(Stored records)
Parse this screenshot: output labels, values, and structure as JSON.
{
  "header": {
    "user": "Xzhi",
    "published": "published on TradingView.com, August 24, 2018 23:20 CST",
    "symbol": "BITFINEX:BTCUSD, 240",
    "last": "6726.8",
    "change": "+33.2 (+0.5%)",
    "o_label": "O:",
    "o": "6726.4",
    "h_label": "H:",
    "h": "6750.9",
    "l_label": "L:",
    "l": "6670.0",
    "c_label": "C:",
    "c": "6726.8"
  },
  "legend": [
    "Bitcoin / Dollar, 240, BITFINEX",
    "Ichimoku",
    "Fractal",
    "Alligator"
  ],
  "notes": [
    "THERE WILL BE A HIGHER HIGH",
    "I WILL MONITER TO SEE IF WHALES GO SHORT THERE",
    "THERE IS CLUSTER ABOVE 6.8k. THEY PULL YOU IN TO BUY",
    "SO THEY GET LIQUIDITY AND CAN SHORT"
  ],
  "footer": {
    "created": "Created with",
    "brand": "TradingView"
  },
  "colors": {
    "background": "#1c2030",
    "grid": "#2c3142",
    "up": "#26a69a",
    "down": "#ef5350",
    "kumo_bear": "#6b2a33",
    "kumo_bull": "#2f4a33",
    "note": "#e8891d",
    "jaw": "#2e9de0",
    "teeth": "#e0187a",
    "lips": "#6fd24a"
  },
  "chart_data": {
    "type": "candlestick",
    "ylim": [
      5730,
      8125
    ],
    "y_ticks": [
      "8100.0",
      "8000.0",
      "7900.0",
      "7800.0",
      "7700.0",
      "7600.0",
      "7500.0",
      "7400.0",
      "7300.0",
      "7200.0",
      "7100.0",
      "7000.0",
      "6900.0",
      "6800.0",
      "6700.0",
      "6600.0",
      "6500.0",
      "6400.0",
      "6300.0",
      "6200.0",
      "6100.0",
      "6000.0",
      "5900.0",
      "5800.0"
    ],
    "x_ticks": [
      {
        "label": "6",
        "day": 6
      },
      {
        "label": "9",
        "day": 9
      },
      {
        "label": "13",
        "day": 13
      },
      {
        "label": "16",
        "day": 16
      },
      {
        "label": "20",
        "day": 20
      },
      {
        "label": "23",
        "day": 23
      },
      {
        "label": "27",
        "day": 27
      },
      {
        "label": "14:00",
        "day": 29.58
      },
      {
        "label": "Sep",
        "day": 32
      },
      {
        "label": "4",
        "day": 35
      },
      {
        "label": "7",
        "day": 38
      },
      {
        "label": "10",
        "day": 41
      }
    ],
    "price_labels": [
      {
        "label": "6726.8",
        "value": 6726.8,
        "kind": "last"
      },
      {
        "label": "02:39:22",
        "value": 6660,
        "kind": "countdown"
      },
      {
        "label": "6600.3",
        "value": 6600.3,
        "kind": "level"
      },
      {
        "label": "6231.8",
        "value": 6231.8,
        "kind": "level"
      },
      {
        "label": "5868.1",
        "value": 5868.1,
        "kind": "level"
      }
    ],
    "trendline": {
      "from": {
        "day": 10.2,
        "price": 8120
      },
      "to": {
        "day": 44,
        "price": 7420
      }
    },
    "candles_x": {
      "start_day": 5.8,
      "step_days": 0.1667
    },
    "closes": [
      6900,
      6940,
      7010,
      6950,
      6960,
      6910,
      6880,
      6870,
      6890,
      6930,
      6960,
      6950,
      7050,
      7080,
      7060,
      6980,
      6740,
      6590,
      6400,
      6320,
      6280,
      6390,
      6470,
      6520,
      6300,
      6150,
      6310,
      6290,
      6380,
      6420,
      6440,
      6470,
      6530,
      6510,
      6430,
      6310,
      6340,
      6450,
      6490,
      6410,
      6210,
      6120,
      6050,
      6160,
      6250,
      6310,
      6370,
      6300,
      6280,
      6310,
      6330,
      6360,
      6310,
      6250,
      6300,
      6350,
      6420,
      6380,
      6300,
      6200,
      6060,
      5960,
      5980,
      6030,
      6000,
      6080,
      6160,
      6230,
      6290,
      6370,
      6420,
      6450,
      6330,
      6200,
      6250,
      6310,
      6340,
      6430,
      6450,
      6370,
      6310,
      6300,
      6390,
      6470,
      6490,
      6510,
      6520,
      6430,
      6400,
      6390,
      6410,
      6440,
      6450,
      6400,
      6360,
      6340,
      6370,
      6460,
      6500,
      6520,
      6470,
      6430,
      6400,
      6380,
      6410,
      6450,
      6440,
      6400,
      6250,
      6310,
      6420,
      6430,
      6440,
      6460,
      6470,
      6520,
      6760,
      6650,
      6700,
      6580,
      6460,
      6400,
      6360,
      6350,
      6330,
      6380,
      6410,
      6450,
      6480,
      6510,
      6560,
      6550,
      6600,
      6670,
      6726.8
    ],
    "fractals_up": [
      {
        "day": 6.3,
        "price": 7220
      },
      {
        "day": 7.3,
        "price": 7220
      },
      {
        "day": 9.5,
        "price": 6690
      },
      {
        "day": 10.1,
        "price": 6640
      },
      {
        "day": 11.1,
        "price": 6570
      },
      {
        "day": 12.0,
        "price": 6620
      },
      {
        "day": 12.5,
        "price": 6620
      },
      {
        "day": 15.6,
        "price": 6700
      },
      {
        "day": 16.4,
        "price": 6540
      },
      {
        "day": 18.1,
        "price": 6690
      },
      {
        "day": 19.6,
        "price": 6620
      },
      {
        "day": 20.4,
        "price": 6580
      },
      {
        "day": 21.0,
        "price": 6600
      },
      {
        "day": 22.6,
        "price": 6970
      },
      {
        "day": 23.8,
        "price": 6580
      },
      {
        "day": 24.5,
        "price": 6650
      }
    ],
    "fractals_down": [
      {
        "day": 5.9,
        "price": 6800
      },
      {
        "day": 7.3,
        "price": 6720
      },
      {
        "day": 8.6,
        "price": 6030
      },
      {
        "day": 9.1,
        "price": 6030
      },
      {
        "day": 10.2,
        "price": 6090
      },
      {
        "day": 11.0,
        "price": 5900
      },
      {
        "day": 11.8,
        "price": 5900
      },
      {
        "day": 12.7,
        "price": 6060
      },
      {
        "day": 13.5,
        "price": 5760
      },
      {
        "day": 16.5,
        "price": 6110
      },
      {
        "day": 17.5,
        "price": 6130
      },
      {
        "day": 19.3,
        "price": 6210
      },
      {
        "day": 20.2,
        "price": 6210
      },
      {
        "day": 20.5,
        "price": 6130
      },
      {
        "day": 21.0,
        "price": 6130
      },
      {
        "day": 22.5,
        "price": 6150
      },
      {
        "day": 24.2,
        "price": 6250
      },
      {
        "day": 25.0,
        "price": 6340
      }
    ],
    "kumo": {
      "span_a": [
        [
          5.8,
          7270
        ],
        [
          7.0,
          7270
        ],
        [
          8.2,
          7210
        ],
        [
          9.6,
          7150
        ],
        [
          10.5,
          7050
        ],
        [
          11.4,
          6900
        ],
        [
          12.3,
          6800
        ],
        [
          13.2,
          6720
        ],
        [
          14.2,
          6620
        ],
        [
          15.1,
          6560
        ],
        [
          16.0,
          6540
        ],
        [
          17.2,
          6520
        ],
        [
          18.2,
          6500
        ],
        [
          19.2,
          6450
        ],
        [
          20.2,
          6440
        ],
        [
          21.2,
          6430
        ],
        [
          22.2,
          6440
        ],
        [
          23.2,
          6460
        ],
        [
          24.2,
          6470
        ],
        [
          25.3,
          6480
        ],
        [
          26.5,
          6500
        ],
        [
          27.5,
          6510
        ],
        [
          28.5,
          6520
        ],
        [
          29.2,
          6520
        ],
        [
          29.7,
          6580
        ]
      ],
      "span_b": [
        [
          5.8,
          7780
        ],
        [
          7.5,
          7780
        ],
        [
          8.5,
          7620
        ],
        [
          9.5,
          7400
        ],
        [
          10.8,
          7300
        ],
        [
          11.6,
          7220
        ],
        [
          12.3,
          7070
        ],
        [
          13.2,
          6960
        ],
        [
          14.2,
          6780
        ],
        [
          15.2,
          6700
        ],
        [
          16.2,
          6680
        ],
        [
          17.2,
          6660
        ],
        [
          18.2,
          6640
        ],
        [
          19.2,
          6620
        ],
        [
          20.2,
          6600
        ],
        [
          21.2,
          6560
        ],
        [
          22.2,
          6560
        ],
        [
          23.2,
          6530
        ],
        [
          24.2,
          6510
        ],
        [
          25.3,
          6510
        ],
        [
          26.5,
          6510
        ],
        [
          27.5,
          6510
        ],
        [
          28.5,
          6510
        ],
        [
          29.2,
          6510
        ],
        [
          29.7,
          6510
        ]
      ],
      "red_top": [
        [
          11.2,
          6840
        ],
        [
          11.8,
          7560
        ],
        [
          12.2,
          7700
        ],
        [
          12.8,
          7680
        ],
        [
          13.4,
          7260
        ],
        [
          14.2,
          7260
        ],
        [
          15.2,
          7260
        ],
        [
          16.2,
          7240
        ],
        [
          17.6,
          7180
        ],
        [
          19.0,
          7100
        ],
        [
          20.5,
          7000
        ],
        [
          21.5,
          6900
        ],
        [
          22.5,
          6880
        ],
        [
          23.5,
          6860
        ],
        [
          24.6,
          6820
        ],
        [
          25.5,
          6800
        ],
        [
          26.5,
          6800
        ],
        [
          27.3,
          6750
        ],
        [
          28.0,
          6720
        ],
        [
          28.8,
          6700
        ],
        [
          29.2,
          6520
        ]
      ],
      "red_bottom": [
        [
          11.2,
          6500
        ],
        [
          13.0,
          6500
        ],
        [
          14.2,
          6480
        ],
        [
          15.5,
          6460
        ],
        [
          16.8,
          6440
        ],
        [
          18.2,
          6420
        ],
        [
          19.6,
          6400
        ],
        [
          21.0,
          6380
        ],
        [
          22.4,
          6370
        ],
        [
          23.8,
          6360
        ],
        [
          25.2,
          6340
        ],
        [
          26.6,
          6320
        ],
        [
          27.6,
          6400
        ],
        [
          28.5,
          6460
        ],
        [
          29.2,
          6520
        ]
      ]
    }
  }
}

- TASK TO COMPLETE: In the records above, locate each line with the word "TradingView". Copy all such lines.

- RESULT FOR THIS EXERCISE:
    "published": "published on TradingView.com, August 24, 2018 23:20 CST",
    "brand": "TradingView"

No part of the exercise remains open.